**WHAT IS EXPECTED:** Arrange every line of the listing below as a JSON list of strings, one string per line, leaving out blank lines and the picture markers.

**DATASET EXTRACT:**
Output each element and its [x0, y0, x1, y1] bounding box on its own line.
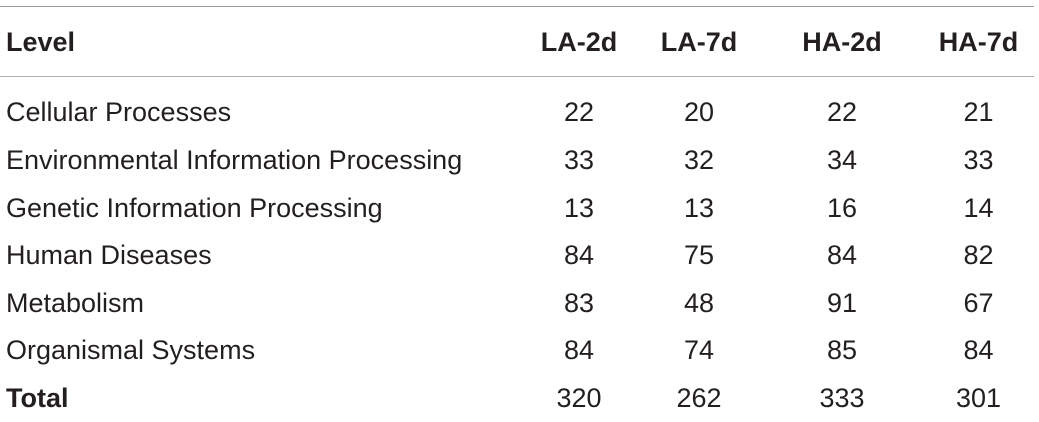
cell-ha-2d: 16: [766, 185, 918, 233]
table-row: Cellular Processes 22 20 22 21: [0, 66, 1039, 137]
cell-ha-7d: 21: [918, 66, 1039, 137]
header-ha-7d: HA-7d: [918, 18, 1039, 66]
cell-la-2d: 22: [526, 66, 632, 137]
cell-la-7d: 74: [632, 327, 766, 375]
cell-ha-2d: 34: [766, 137, 918, 185]
cell-ha-2d: 85: [766, 327, 918, 375]
cell-ha-2d: 22: [766, 66, 918, 137]
level-table: Level LA-2d LA-7d HA-2d HA-7d Cellular P…: [0, 18, 1039, 422]
row-label: Cellular Processes: [0, 66, 526, 137]
table-row: Genetic Information Processing 13 13 16 …: [0, 185, 1039, 233]
data-table: Level LA-2d LA-7d HA-2d HA-7d Cellular P…: [0, 0, 1039, 412]
cell-ha-2d: 84: [766, 232, 918, 280]
total-la-2d: 320: [526, 375, 632, 422]
cell-ha-2d: 91: [766, 280, 918, 328]
cell-la-2d: 83: [526, 280, 632, 328]
cell-ha-7d: 67: [918, 280, 1039, 328]
cell-ha-7d: 84: [918, 327, 1039, 375]
table-row: Metabolism 83 48 91 67: [0, 280, 1039, 328]
table-row: Organismal Systems 84 74 85 84: [0, 327, 1039, 375]
header-row: Level LA-2d LA-7d HA-2d HA-7d: [0, 18, 1039, 66]
total-ha-7d: 301: [918, 375, 1039, 422]
cell-la-7d: 48: [632, 280, 766, 328]
header-la-7d: LA-7d: [632, 18, 766, 66]
header-level: Level: [0, 18, 526, 66]
cell-la-2d: 13: [526, 185, 632, 233]
cell-la-7d: 20: [632, 66, 766, 137]
cell-la-7d: 13: [632, 185, 766, 233]
total-ha-2d: 333: [766, 375, 918, 422]
row-label: Metabolism: [0, 280, 526, 328]
top-rule: [0, 6, 1034, 7]
table-row: Human Diseases 84 75 84 82: [0, 232, 1039, 280]
cell-la-2d: 33: [526, 137, 632, 185]
total-label: Total: [0, 375, 526, 422]
row-label: Organismal Systems: [0, 327, 526, 375]
cell-la-7d: 75: [632, 232, 766, 280]
row-label: Human Diseases: [0, 232, 526, 280]
row-label: Genetic Information Processing: [0, 185, 526, 233]
cell-ha-7d: 33: [918, 137, 1039, 185]
cell-ha-7d: 14: [918, 185, 1039, 233]
cell-la-2d: 84: [526, 232, 632, 280]
cell-la-7d: 32: [632, 137, 766, 185]
table-row: Environmental Information Processing 33 …: [0, 137, 1039, 185]
header-ha-2d: HA-2d: [766, 18, 918, 66]
header-la-2d: LA-2d: [526, 18, 632, 66]
total-la-7d: 262: [632, 375, 766, 422]
row-label: Environmental Information Processing: [0, 137, 526, 185]
cell-ha-7d: 82: [918, 232, 1039, 280]
cell-la-2d: 84: [526, 327, 632, 375]
total-row: Total 320 262 333 301: [0, 375, 1039, 422]
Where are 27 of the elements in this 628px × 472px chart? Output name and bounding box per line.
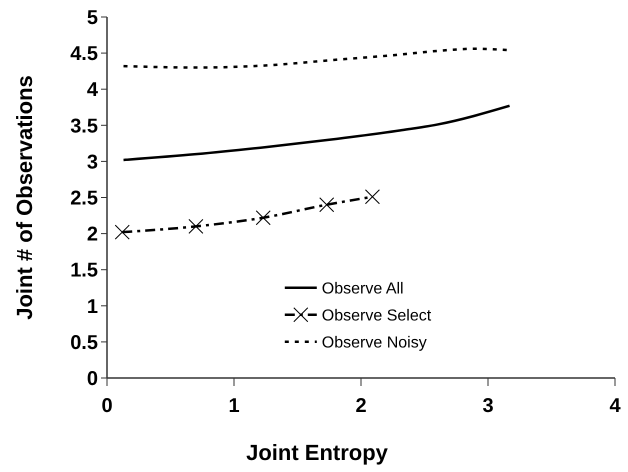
y-tick-label: 4 [86,79,99,102]
point [364,189,380,204]
y-tick-label: 3 [86,151,98,174]
legend-label: Observe Noisy [322,334,427,352]
x-tick-label: 0 [101,395,113,417]
y-tick-label: 0.5 [70,332,98,354]
x-tick-label: 1 [228,395,240,417]
y-tick-label: 3.5 [70,115,98,138]
y-tick-label: 0 [86,368,98,390]
y-tick-label: 1 [86,296,98,318]
y-tick-label: 1.5 [70,260,98,282]
point [256,210,271,226]
y-tick-label: 2.5 [70,188,98,210]
y-tick-label: 2 [86,224,98,246]
x-tick-label: 3 [482,395,494,417]
legend-label: Observe All [322,280,404,298]
y-tick-label: 4.5 [70,43,98,66]
legend-label: Observe Select [322,307,432,324]
point [188,218,204,234]
point [114,224,130,240]
y-axis-title: Joint # of Observations [12,75,37,320]
x-tick-label: 4 [609,395,622,417]
line-series [122,104,511,162]
x-tick-label: 2 [355,395,367,417]
x-axis-title: Joint Entropy [246,440,389,465]
point [319,197,334,212]
y-tick-label: 5 [86,7,98,29]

**COMPLETE ANSWER:**
[
  "Output each element and its [x0, y0, x1, y1] bounding box on its own line.",
  "cell-ha-2d: 16: [766, 185, 918, 233]",
  "table-row: Cellular Processes 22 20 22 21: [0, 66, 1039, 137]",
  "cell-ha-7d: 21: [918, 66, 1039, 137]",
  "header-ha-7d: HA-7d: [918, 18, 1039, 66]",
  "cell-la-2d: 22: [526, 66, 632, 137]",
  "cell-la-7d: 74: [632, 327, 766, 375]",
  "cell-ha-2d: 34: [766, 137, 918, 185]",
  "cell-ha-2d: 85: [766, 327, 918, 375]",
  "cell-ha-2d: 22: [766, 66, 918, 137]",
  "level-table: Level LA-2d LA-7d HA-2d HA-7d Cellular P…: [0, 18, 1039, 422]",
  "row-label: Cellular Processes: [0, 66, 526, 137]",
  "table-row: Genetic Information Processing 13 13 16 …: [0, 185, 1039, 233]",
  "data-table: Level LA-2d LA-7d HA-2d HA-7d Cellular P…: [0, 0, 1039, 412]",
  "cell-ha-2d: 84: [766, 232, 918, 280]",
  "total-la-2d: 320: [526, 375, 632, 422]",
  "cell-ha-2d: 91: [766, 280, 918, 328]",
  "cell-la-2d: 83: [526, 280, 632, 328]",
  "cell-ha-7d: 67: [918, 280, 1039, 328]",
  "cell-ha-7d: 84: [918, 327, 1039, 375]",
  "table-row: Metabolism 83 48 91 67: [0, 280, 1039, 328]",
  "table-row: Organismal Systems 84 74 85 84: [0, 327, 1039, 375]",
  "header-row: Level LA-2d LA-7d HA-2d HA-7d: [0, 18, 1039, 66]",
  "total-ha-7d: 301: [918, 375, 1039, 422]",
  "cell-la-7d: 48: [632, 280, 766, 328]",
  "header-la-7d: LA-7d: [632, 18, 766, 66]",
  "header-level: Level: [0, 18, 526, 66]",
  "cell-la-2d: 13: [526, 185, 632, 233]",
  "cell-la-7d: 20: [632, 66, 766, 137]",
  "cell-la-7d: 13: [632, 185, 766, 233]",
  "total-ha-2d: 333: [766, 375, 918, 422]",
  "row-label: Metabolism: [0, 280, 526, 328]",
  "top-rule: [0, 6, 1034, 7]",
  "table-row: Human Diseases 84 75 84 82: [0, 232, 1039, 280]",
  "cell-la-2d: 33: [526, 137, 632, 185]",
  "total-label: Total: [0, 375, 526, 422]",
  "row-label: Organismal Systems: [0, 327, 526, 375]",
  "cell-la-7d: 75: [632, 232, 766, 280]",
  "row-label: Human Diseases: [0, 232, 526, 280]",
  "row-label: Genetic Information Processing: [0, 185, 526, 233]",
  "cell-ha-7d: 33: [918, 137, 1039, 185]",
  "cell-ha-7d: 14: [918, 185, 1039, 233]",
  "cell-la-2d: 84: [526, 232, 632, 280]",
  "cell-la-7d: 32: [632, 137, 766, 185]",
  "table-row: Environmental Information Processing 33 …: [0, 137, 1039, 185]",
  "header-ha-2d: HA-2d: [766, 18, 918, 66]",
  "header-la-2d: LA-2d: [526, 18, 632, 66]",
  "total-la-7d: 262: [632, 375, 766, 422]",
  "row-label: Environmental Information Processing: [0, 137, 526, 185]",
  "cell-ha-7d: 82: [918, 232, 1039, 280]",
  "cell-la-2d: 84: [526, 327, 632, 375]",
  "total-row: Total 320 262 333 301: [0, 375, 1039, 422]",
  "Where are 27 of the elements in this 628px × 472px chart? Output name and bounding box per line.",
  "y-tick-label: 4 [86,79,99,102]",
  "point [364,189,380,204]",
  "y-tick-label: 3 [86,151,98,174]",
  "legend-label: Observe Noisy [322,334,427,352]",
  "x-tick-label: 0 [101,395,113,417]",
  "y-tick-label: 0.5 [70,332,98,354]",
  "x-tick-label: 1 [228,395,240,417]",
  "y-tick-label: 3.5 [70,115,98,138]",
  "y-tick-label: 0 [86,368,98,390]",
  "y-tick-label: 1 [86,296,98,318]",
  "y-tick-label: 1.5 [70,260,98,282]",
  "point [256,210,271,226]",
  "y-tick-label: 2.5 [70,188,98,210]",
  "y-tick-label: 2 [86,224,98,246]",
  "x-tick-label: 3 [482,395,494,417]",
  "legend-label: Observe All [322,280,404,298]",
  "y-tick-label: 4.5 [70,43,98,66]",
  "legend-label: Observe Select [322,307,432,324]",
  "point [188,218,204,234]",
  "point [114,224,130,240]",
  "y-axis-title: Joint # of Observations [12,75,37,320]",
  "x-tick-label: 4 [609,395,622,417]",
  "line-series [122,104,511,162]",
  "x-tick-label: 2 [355,395,367,417]",
  "x-axis-title: Joint Entropy [246,440,389,465]",
  "point [319,197,334,212]",
  "y-tick-label: 5 [86,7,98,29]"
]